======== DATA SHOWN ========

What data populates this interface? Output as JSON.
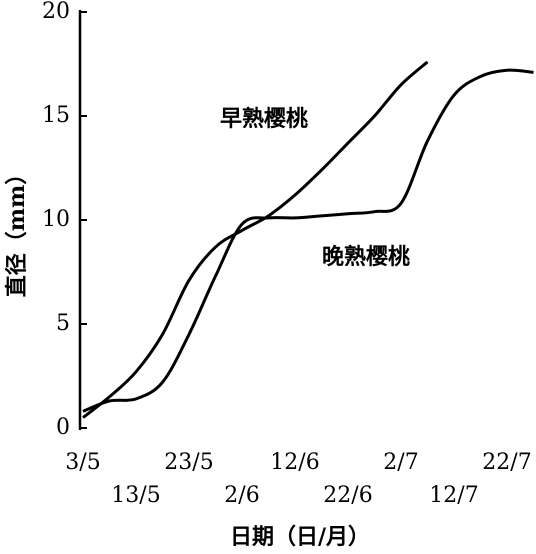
{
  "chart_data": {
    "type": "line",
    "x_label": "日期（日/月）",
    "y_label": "直径（mm）",
    "categories": [
      "3/5",
      null,
      "13/5",
      null,
      "23/5",
      null,
      "2/6",
      null,
      "12/6",
      null,
      "22/6",
      null,
      "2/7",
      null,
      "12/7",
      null,
      "22/7",
      null
    ],
    "series": [
      {
        "name": "早熟樱桃",
        "color": "#000000",
        "values": [
          0.5,
          1.5,
          2.7,
          4.5,
          7.1,
          8.7,
          9.5,
          10.2,
          11.2,
          12.4,
          13.7,
          15.0,
          16.5,
          17.6,
          null,
          null,
          null,
          null
        ]
      },
      {
        "name": "晚熟樱桃",
        "color": "#000000",
        "values": [
          0.8,
          1.3,
          1.4,
          2.2,
          4.5,
          7.3,
          9.8,
          10.1,
          10.1,
          10.2,
          10.3,
          10.4,
          10.8,
          13.8,
          16.0,
          16.9,
          17.2,
          17.1
        ]
      }
    ],
    "ylim": [
      0,
      20
    ],
    "yticks": [
      0,
      5,
      10,
      15,
      20
    ]
  }
}
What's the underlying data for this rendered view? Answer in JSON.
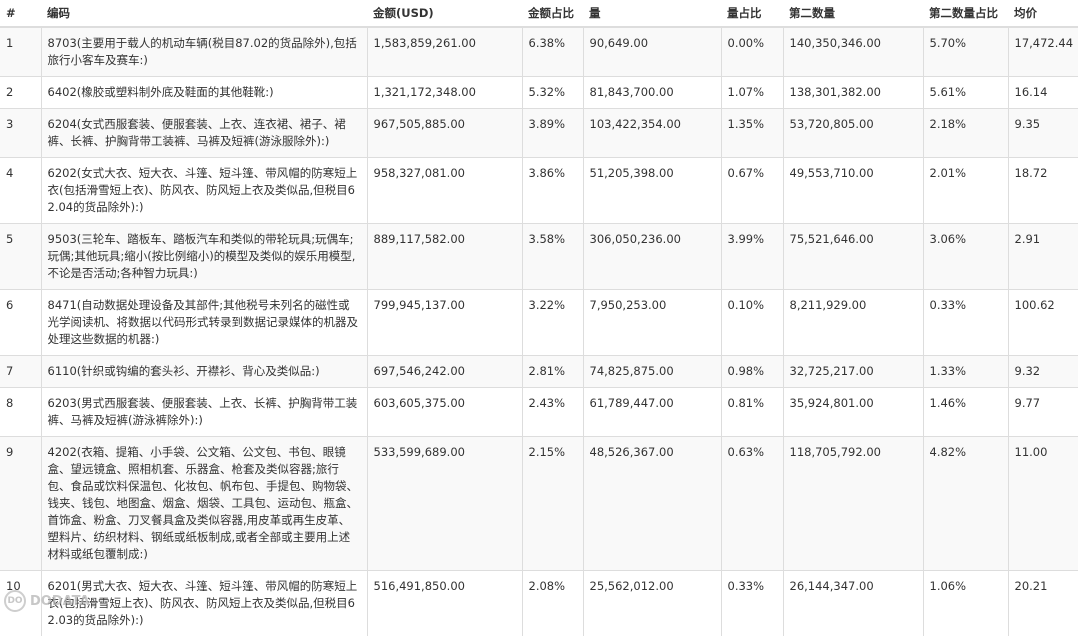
{
  "table": {
    "headers": [
      "#",
      "编码",
      "金额(USD)",
      "金额占比",
      "量",
      "量占比",
      "第二数量",
      "第二数量占比",
      "均价"
    ],
    "rows": [
      {
        "idx": "1",
        "code": "8703(主要用于载人的机动车辆(税目87.02的货品除外),包括旅行小客车及赛车:)",
        "amount": "1,583,859,261.00",
        "amount_pct": "6.38%",
        "qty": "90,649.00",
        "qty_pct": "0.00%",
        "qty2": "140,350,346.00",
        "qty2_pct": "5.70%",
        "avg": "17,472.44"
      },
      {
        "idx": "2",
        "code": "6402(橡胶或塑料制外底及鞋面的其他鞋靴:)",
        "amount": "1,321,172,348.00",
        "amount_pct": "5.32%",
        "qty": "81,843,700.00",
        "qty_pct": "1.07%",
        "qty2": "138,301,382.00",
        "qty2_pct": "5.61%",
        "avg": "16.14"
      },
      {
        "idx": "3",
        "code": "6204(女式西服套装、便服套装、上衣、连衣裙、裙子、裙裤、长裤、护胸背带工装裤、马裤及短裤(游泳服除外):)",
        "amount": "967,505,885.00",
        "amount_pct": "3.89%",
        "qty": "103,422,354.00",
        "qty_pct": "1.35%",
        "qty2": "53,720,805.00",
        "qty2_pct": "2.18%",
        "avg": "9.35"
      },
      {
        "idx": "4",
        "code": "6202(女式大衣、短大衣、斗篷、短斗篷、带风帽的防寒短上衣(包括滑雪短上衣)、防风衣、防风短上衣及类似品,但税目62.04的货品除外):)",
        "amount": "958,327,081.00",
        "amount_pct": "3.86%",
        "qty": "51,205,398.00",
        "qty_pct": "0.67%",
        "qty2": "49,553,710.00",
        "qty2_pct": "2.01%",
        "avg": "18.72"
      },
      {
        "idx": "5",
        "code": "9503(三轮车、踏板车、踏板汽车和类似的带轮玩具;玩偶车;玩偶;其他玩具;缩小(按比例缩小)的模型及类似的娱乐用模型,不论是否活动;各种智力玩具:)",
        "amount": "889,117,582.00",
        "amount_pct": "3.58%",
        "qty": "306,050,236.00",
        "qty_pct": "3.99%",
        "qty2": "75,521,646.00",
        "qty2_pct": "3.06%",
        "avg": "2.91"
      },
      {
        "idx": "6",
        "code": "8471(自动数据处理设备及其部件;其他税号未列名的磁性或光学阅读机、将数据以代码形式转录到数据记录媒体的机器及处理这些数据的机器:)",
        "amount": "799,945,137.00",
        "amount_pct": "3.22%",
        "qty": "7,950,253.00",
        "qty_pct": "0.10%",
        "qty2": "8,211,929.00",
        "qty2_pct": "0.33%",
        "avg": "100.62"
      },
      {
        "idx": "7",
        "code": "6110(针织或钩编的套头衫、开襟衫、背心及类似品:)",
        "amount": "697,546,242.00",
        "amount_pct": "2.81%",
        "qty": "74,825,875.00",
        "qty_pct": "0.98%",
        "qty2": "32,725,217.00",
        "qty2_pct": "1.33%",
        "avg": "9.32"
      },
      {
        "idx": "8",
        "code": "6203(男式西服套装、便服套装、上衣、长裤、护胸背带工装裤、马裤及短裤(游泳裤除外):)",
        "amount": "603,605,375.00",
        "amount_pct": "2.43%",
        "qty": "61,789,447.00",
        "qty_pct": "0.81%",
        "qty2": "35,924,801.00",
        "qty2_pct": "1.46%",
        "avg": "9.77"
      },
      {
        "idx": "9",
        "code": "4202(衣箱、提箱、小手袋、公文箱、公文包、书包、眼镜盒、望远镜盒、照相机套、乐器盒、枪套及类似容器;旅行包、食品或饮料保温包、化妆包、帆布包、手提包、购物袋、钱夹、钱包、地图盒、烟盒、烟袋、工具包、运动包、瓶盒、首饰盒、粉盒、刀叉餐具盒及类似容器,用皮革或再生皮革、塑料片、纺织材料、钢纸或纸板制成,或者全部或主要用上述材料或纸包覆制成:)",
        "amount": "533,599,689.00",
        "amount_pct": "2.15%",
        "qty": "48,526,367.00",
        "qty_pct": "0.63%",
        "qty2": "118,705,792.00",
        "qty2_pct": "4.82%",
        "avg": "11.00"
      },
      {
        "idx": "10",
        "code": "6201(男式大衣、短大衣、斗篷、短斗篷、带风帽的防寒短上衣(包括滑雪短上衣)、防风衣、防风短上衣及类似品,但税目62.03的货品除外):)",
        "amount": "516,491,850.00",
        "amount_pct": "2.08%",
        "qty": "25,562,012.00",
        "qty_pct": "0.33%",
        "qty2": "26,144,347.00",
        "qty2_pct": "1.06%",
        "avg": "20.21"
      }
    ]
  },
  "watermark": {
    "text": "DODATA",
    "logo_text": "DO"
  }
}
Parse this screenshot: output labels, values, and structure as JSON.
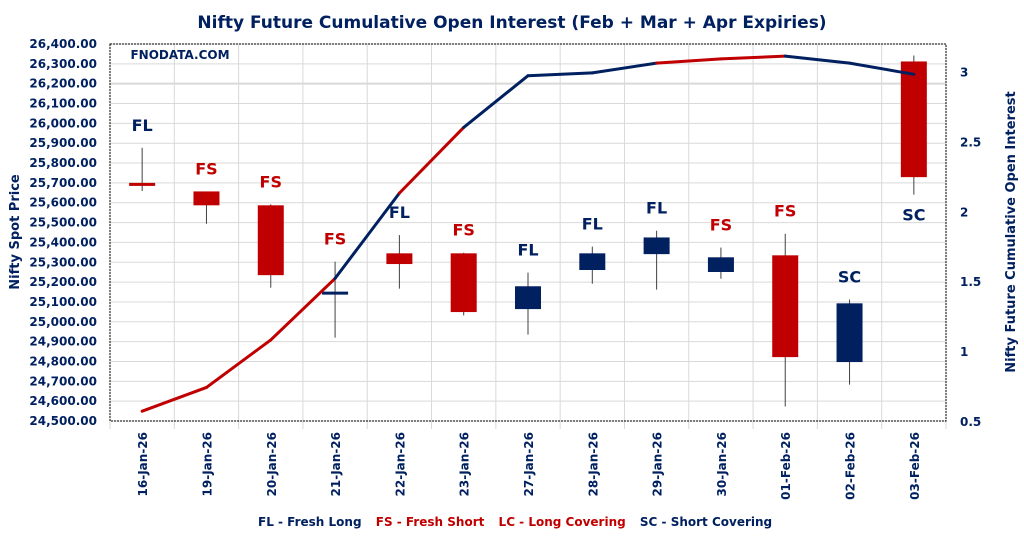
{
  "chart_data": {
    "type": "candlestick+line",
    "title": "Nifty Future Cumulative Open Interest (Feb + Mar + Apr Expiries)",
    "watermark": "FNODATA.COM",
    "ylabel_left": "Nifty Spot Price",
    "ylabel_right": "Nifty Future Cumulative Open Interest",
    "ylim_left": [
      24500,
      26400
    ],
    "ylim_right": [
      0.5,
      3
    ],
    "left_ticks": [
      "24,500.00",
      "24,600.00",
      "24,700.00",
      "24,800.00",
      "24,900.00",
      "25,000.00",
      "25,100.00",
      "25,200.00",
      "25,300.00",
      "25,400.00",
      "25,500.00",
      "25,600.00",
      "25,700.00",
      "25,800.00",
      "25,900.00",
      "26,000.00",
      "26,100.00",
      "26,200.00",
      "26,300.00",
      "26,400.00"
    ],
    "right_ticks": [
      "0.5",
      "1",
      "1.5",
      "2",
      "2.5",
      "3"
    ],
    "grid": true,
    "categories": [
      "16-Jan-26",
      "19-Jan-26",
      "20-Jan-26",
      "21-Jan-26",
      "22-Jan-26",
      "23-Jan-26",
      "27-Jan-26",
      "28-Jan-26",
      "29-Jan-26",
      "30-Jan-26",
      "01-Feb-26",
      "02-Feb-26",
      "03-Feb-26"
    ],
    "candles": [
      {
        "open": 25700,
        "high": 25877,
        "low": 25659,
        "close": 25694,
        "color": "red"
      },
      {
        "open": 25657,
        "high": 25657,
        "low": 25494,
        "close": 25587,
        "color": "red"
      },
      {
        "open": 25587,
        "high": 25592,
        "low": 25172,
        "close": 25235,
        "color": "red"
      },
      {
        "open": 25148,
        "high": 25303,
        "low": 24920,
        "close": 25152,
        "color": "navy"
      },
      {
        "open": 25345,
        "high": 25437,
        "low": 25167,
        "close": 25291,
        "color": "red"
      },
      {
        "open": 25345,
        "high": 25348,
        "low": 25032,
        "close": 25049,
        "color": "red"
      },
      {
        "open": 25064,
        "high": 25248,
        "low": 24935,
        "close": 25179,
        "color": "navy"
      },
      {
        "open": 25261,
        "high": 25379,
        "low": 25192,
        "close": 25345,
        "color": "navy"
      },
      {
        "open": 25341,
        "high": 25459,
        "low": 25162,
        "close": 25425,
        "color": "navy"
      },
      {
        "open": 25251,
        "high": 25374,
        "low": 25217,
        "close": 25325,
        "color": "navy"
      },
      {
        "open": 25335,
        "high": 25444,
        "low": 24573,
        "close": 24822,
        "color": "red"
      },
      {
        "open": 24797,
        "high": 25112,
        "low": 24683,
        "close": 25093,
        "color": "navy"
      },
      {
        "open": 26312,
        "high": 26342,
        "low": 25641,
        "close": 25729,
        "color": "red"
      }
    ],
    "signals": [
      "FL",
      "FS",
      "FS",
      "FS",
      "FL",
      "FS",
      "FL",
      "FL",
      "FL",
      "FS",
      "FS",
      "SC",
      "SC"
    ],
    "open_interest": [
      0.57,
      0.74,
      1.08,
      1.52,
      2.13,
      2.6,
      2.97,
      2.99,
      3.06,
      3.09,
      3.11,
      3.06,
      2.98
    ],
    "legend": [
      {
        "key": "FL",
        "text": "FL - Fresh Long",
        "color": "navy"
      },
      {
        "key": "FS",
        "text": "FS - Fresh Short",
        "color": "red"
      },
      {
        "key": "LC",
        "text": "LC - Long Covering",
        "color": "red"
      },
      {
        "key": "SC",
        "text": "SC - Short Covering",
        "color": "navy"
      }
    ],
    "legend_position": "bottom"
  },
  "colors": {
    "navy": "#002060",
    "red": "#C00000",
    "grid": "#D9D9D9",
    "wick": "#404040"
  }
}
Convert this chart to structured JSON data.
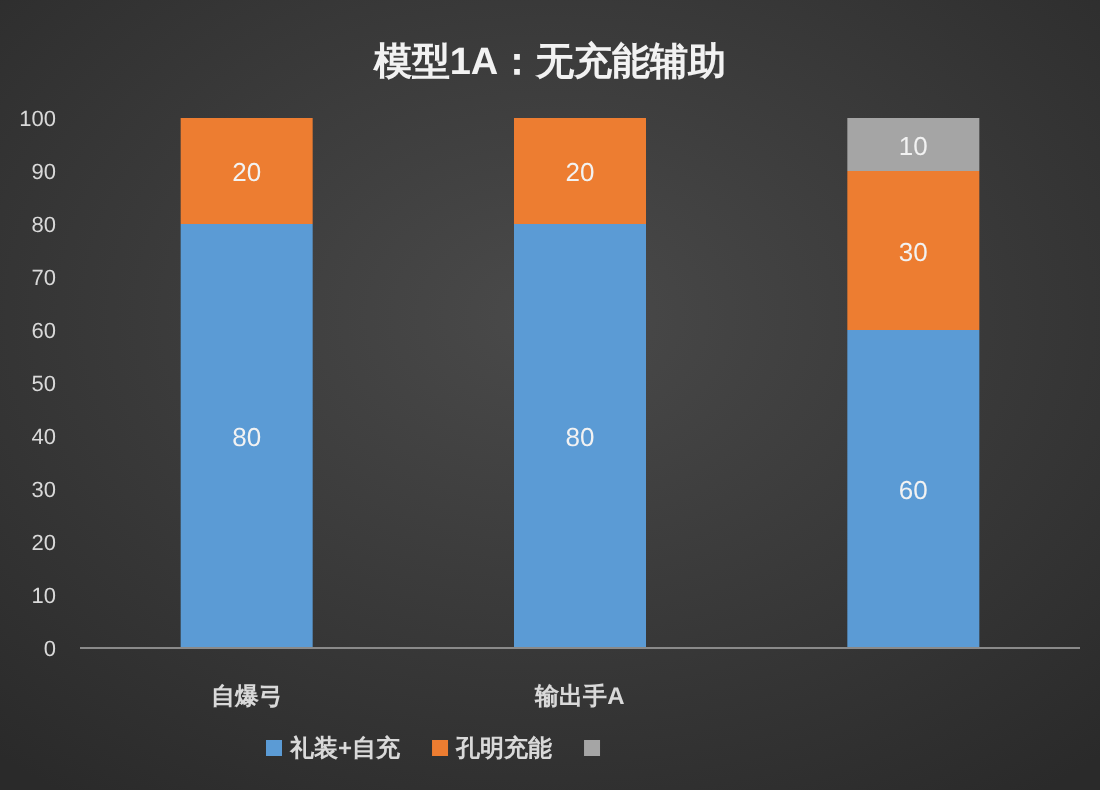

========

PROBLEM REQUIREMENTS:
Reproduce each line of the entries in which the word "护胸背带工装裤" is found.

PROBLEM SOLUTION:
        "code": "6204(女式西服套装、便服套装、上衣、连衣裙、裙子、裙裤、长裤、护胸背带工装裤、马裤及短裤(游泳服除外):)",
        "code": "6203(男式西服套装、便服套装、上衣、长裤、护胸背带工装裤、马裤及短裤(游泳裤除外):)",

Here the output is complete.